## Begin

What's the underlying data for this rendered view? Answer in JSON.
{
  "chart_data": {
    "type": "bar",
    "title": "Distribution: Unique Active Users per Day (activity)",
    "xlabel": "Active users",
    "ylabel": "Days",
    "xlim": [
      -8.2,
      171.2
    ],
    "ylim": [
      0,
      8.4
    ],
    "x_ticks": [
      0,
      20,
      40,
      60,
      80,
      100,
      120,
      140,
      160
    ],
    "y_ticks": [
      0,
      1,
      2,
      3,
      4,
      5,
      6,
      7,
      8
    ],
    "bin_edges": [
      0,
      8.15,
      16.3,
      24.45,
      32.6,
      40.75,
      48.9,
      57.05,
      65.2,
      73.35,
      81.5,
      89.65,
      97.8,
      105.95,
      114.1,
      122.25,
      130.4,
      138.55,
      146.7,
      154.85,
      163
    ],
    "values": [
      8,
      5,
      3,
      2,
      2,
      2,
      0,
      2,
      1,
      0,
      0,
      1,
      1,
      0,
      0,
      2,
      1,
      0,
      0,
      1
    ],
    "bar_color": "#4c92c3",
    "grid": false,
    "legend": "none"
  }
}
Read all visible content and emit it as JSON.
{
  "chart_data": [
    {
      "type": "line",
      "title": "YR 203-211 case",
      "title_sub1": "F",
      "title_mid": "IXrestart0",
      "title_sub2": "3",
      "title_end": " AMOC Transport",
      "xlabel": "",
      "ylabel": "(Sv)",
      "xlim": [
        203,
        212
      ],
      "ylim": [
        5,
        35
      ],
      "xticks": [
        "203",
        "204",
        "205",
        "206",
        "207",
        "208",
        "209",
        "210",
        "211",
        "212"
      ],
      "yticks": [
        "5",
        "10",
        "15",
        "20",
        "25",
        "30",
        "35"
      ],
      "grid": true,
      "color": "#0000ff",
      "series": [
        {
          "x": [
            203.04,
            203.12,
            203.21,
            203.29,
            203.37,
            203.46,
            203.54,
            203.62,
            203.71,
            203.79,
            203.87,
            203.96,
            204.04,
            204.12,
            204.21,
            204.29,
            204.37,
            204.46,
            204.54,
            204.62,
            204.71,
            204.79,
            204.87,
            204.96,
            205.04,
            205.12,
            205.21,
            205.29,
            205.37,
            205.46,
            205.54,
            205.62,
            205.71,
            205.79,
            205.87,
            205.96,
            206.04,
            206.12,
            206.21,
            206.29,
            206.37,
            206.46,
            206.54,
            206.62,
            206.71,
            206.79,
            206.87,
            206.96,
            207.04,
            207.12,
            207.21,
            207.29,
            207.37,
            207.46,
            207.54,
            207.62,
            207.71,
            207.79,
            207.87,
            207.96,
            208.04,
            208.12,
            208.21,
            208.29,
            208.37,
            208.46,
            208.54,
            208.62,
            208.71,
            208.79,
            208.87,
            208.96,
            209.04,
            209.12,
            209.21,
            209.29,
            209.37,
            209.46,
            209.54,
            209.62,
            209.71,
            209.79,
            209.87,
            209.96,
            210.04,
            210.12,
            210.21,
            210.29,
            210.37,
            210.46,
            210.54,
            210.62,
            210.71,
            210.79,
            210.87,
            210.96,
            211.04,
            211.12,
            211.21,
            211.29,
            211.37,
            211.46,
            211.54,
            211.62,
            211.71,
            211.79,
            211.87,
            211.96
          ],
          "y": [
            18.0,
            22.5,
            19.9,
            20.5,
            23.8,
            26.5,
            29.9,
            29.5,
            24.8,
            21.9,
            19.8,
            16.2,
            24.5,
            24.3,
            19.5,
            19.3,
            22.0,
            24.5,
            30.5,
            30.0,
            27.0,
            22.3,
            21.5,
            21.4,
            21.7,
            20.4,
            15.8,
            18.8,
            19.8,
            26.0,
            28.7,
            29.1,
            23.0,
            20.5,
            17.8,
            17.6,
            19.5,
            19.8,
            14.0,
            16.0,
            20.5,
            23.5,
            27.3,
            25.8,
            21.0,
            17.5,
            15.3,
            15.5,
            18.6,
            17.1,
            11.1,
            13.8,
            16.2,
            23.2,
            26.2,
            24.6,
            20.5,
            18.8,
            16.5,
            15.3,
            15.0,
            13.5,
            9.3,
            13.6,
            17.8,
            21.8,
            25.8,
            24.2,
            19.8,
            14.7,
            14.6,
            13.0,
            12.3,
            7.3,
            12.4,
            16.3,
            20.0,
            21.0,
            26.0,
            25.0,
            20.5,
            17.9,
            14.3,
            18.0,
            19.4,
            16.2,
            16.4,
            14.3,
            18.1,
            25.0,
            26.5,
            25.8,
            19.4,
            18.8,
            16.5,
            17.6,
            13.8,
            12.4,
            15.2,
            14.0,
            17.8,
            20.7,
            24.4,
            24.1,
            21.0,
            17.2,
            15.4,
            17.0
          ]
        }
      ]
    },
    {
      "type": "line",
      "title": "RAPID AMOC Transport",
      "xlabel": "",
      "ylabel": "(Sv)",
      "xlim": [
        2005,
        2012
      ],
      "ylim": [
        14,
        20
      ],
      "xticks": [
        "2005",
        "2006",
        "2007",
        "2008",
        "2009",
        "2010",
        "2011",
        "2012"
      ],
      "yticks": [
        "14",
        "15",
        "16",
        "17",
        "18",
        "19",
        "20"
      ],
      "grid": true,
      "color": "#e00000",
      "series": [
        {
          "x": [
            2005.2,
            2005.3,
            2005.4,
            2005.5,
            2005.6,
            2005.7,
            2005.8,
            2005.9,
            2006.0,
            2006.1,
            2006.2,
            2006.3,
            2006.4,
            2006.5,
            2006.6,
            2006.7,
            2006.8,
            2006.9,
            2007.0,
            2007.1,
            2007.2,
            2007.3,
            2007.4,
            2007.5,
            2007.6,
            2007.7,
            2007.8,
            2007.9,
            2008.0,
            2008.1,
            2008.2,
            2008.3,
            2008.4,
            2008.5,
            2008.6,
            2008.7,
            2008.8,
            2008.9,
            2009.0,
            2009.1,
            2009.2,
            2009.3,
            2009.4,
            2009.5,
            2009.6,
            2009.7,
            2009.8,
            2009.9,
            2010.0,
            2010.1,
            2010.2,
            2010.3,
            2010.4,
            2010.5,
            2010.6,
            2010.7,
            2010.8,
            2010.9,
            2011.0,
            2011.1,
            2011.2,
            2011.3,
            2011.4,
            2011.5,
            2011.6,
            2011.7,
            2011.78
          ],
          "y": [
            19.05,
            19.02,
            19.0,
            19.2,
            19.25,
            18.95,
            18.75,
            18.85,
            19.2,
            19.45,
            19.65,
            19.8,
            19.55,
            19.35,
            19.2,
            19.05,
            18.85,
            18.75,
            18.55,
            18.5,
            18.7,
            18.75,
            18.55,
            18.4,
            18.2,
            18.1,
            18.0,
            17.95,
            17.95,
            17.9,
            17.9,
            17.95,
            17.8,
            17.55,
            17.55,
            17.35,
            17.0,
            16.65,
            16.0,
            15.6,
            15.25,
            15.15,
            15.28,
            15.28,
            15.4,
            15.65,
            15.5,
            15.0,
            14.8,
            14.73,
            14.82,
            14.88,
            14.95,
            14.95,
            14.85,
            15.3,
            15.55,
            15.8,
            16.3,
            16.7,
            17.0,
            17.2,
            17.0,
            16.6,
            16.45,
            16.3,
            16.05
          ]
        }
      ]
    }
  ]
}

## End

## Task statement
Return all of the above records exactly, leaving no line out.

## Full solution
What's the underlying data for this rendered view? Answer in JSON.
{
  "chart_data": {
    "type": "bar",
    "title": "Distribution: Unique Active Users per Day (activity)",
    "xlabel": "Active users",
    "ylabel": "Days",
    "xlim": [
      -8.2,
      171.2
    ],
    "ylim": [
      0,
      8.4
    ],
    "x_ticks": [
      0,
      20,
      40,
      60,
      80,
      100,
      120,
      140,
      160
    ],
    "y_ticks": [
      0,
      1,
      2,
      3,
      4,
      5,
      6,
      7,
      8
    ],
    "bin_edges": [
      0,
      8.15,
      16.3,
      24.45,
      32.6,
      40.75,
      48.9,
      57.05,
      65.2,
      73.35,
      81.5,
      89.65,
      97.8,
      105.95,
      114.1,
      122.25,
      130.4,
      138.55,
      146.7,
      154.85,
      163
    ],
    "values": [
      8,
      5,
      3,
      2,
      2,
      2,
      0,
      2,
      1,
      0,
      0,
      1,
      1,
      0,
      0,
      2,
      1,
      0,
      0,
      1
    ],
    "bar_color": "#4c92c3",
    "grid": false,
    "legend": "none"
  }
}
Read all visible content and emit it as JSON.
{
  "chart_data": [
    {
      "type": "line",
      "title": "YR 203-211 case",
      "title_sub1": "F",
      "title_mid": "IXrestart0",
      "title_sub2": "3",
      "title_end": " AMOC Transport",
      "xlabel": "",
      "ylabel": "(Sv)",
      "xlim": [
        203,
        212
      ],
      "ylim": [
        5,
        35
      ],
      "xticks": [
        "203",
        "204",
        "205",
        "206",
        "207",
        "208",
        "209",
        "210",
        "211",
        "212"
      ],
      "yticks": [
        "5",
        "10",
        "15",
        "20",
        "25",
        "30",
        "35"
      ],
      "grid": true,
      "color": "#0000ff",
      "series": [
        {
          "x": [
            203.04,
            203.12,
            203.21,
            203.29,
            203.37,
            203.46,
            203.54,
            203.62,
            203.71,
            203.79,
            203.87,
            203.96,
            204.04,
            204.12,
            204.21,
            204.29,
            204.37,
            204.46,
            204.54,
            204.62,
            204.71,
            204.79,
            204.87,
            204.96,
            205.04,
            205.12,
            205.21,
            205.29,
            205.37,
            205.46,
            205.54,
            205.62,
            205.71,
            205.79,
            205.87,
            205.96,
            206.04,
            206.12,
            206.21,
            206.29,
            206.37,
            206.46,
            206.54,
            206.62,
            206.71,
            206.79,
            206.87,
            206.96,
            207.04,
            207.12,
            207.21,
            207.29,
            207.37,
            207.46,
            207.54,
            207.62,
            207.71,
            207.79,
            207.87,
            207.96,
            208.04,
            208.12,
            208.21,
            208.29,
            208.37,
            208.46,
            208.54,
            208.62,
            208.71,
            208.79,
            208.87,
            208.96,
            209.04,
            209.12,
            209.21,
            209.29,
            209.37,
            209.46,
            209.54,
            209.62,
            209.71,
            209.79,
            209.87,
            209.96,
            210.04,
            210.12,
            210.21,
            210.29,
            210.37,
            210.46,
            210.54,
            210.62,
            210.71,
            210.79,
            210.87,
            210.96,
            211.04,
            211.12,
            211.21,
            211.29,
            211.37,
            211.46,
            211.54,
            211.62,
            211.71,
            211.79,
            211.87,
            211.96
          ],
          "y": [
            18.0,
            22.5,
            19.9,
            20.5,
            23.8,
            26.5,
            29.9,
            29.5,
            24.8,
            21.9,
            19.8,
            16.2,
            24.5,
            24.3,
            19.5,
            19.3,
            22.0,
            24.5,
            30.5,
            30.0,
            27.0,
            22.3,
            21.5,
            21.4,
            21.7,
            20.4,
            15.8,
            18.8,
            19.8,
            26.0,
            28.7,
            29.1,
            23.0,
            20.5,
            17.8,
            17.6,
            19.5,
            19.8,
            14.0,
            16.0,
            20.5,
            23.5,
            27.3,
            25.8,
            21.0,
            17.5,
            15.3,
            15.5,
            18.6,
            17.1,
            11.1,
            13.8,
            16.2,
            23.2,
            26.2,
            24.6,
            20.5,
            18.8,
            16.5,
            15.3,
            15.0,
            13.5,
            9.3,
            13.6,
            17.8,
            21.8,
            25.8,
            24.2,
            19.8,
            14.7,
            14.6,
            13.0,
            12.3,
            7.3,
            12.4,
            16.3,
            20.0,
            21.0,
            26.0,
            25.0,
            20.5,
            17.9,
            14.3,
            18.0,
            19.4,
            16.2,
            16.4,
            14.3,
            18.1,
            25.0,
            26.5,
            25.8,
            19.4,
            18.8,
            16.5,
            17.6,
            13.8,
            12.4,
            15.2,
            14.0,
            17.8,
            20.7,
            24.4,
            24.1,
            21.0,
            17.2,
            15.4,
            17.0
          ]
        }
      ]
    },
    {
      "type": "line",
      "title": "RAPID AMOC Transport",
      "xlabel": "",
      "ylabel": "(Sv)",
      "xlim": [
        2005,
        2012
      ],
      "ylim": [
        14,
        20
      ],
      "xticks": [
        "2005",
        "2006",
        "2007",
        "2008",
        "2009",
        "2010",
        "2011",
        "2012"
      ],
      "yticks": [
        "14",
        "15",
        "16",
        "17",
        "18",
        "19",
        "20"
      ],
      "grid": true,
      "color": "#e00000",
      "series": [
        {
          "x": [
            2005.2,
            2005.3,
            2005.4,
            2005.5,
            2005.6,
            2005.7,
            2005.8,
            2005.9,
            2006.0,
            2006.1,
            2006.2,
            2006.3,
            2006.4,
            2006.5,
            2006.6,
            2006.7,
            2006.8,
            2006.9,
            2007.0,
            2007.1,
            2007.2,
            2007.3,
            2007.4,
            2007.5,
            2007.6,
            2007.7,
            2007.8,
            2007.9,
            2008.0,
            2008.1,
            2008.2,
            2008.3,
            2008.4,
            2008.5,
            2008.6,
            2008.7,
            2008.8,
            2008.9,
            2009.0,
            2009.1,
            2009.2,
            2009.3,
            2009.4,
            2009.5,
            2009.6,
            2009.7,
            2009.8,
            2009.9,
            2010.0,
            2010.1,
            2010.2,
            2010.3,
            2010.4,
            2010.5,
            2010.6,
            2010.7,
            2010.8,
            2010.9,
            2011.0,
            2011.1,
            2011.2,
            2011.3,
            2011.4,
            2011.5,
            2011.6,
            2011.7,
            2011.78
          ],
          "y": [
            19.05,
            19.02,
            19.0,
            19.2,
            19.25,
            18.95,
            18.75,
            18.85,
            19.2,
            19.45,
            19.65,
            19.8,
            19.55,
            19.35,
            19.2,
            19.05,
            18.85,
            18.75,
            18.55,
            18.5,
            18.7,
            18.75,
            18.55,
            18.4,
            18.2,
            18.1,
            18.0,
            17.95,
            17.95,
            17.9,
            17.9,
            17.95,
            17.8,
            17.55,
            17.55,
            17.35,
            17.0,
            16.65,
            16.0,
            15.6,
            15.25,
            15.15,
            15.28,
            15.28,
            15.4,
            15.65,
            15.5,
            15.0,
            14.8,
            14.73,
            14.82,
            14.88,
            14.95,
            14.95,
            14.85,
            15.3,
            15.55,
            15.8,
            16.3,
            16.7,
            17.0,
            17.2,
            17.0,
            16.6,
            16.45,
            16.3,
            16.05
          ]
        }
      ]
    }
  ]
}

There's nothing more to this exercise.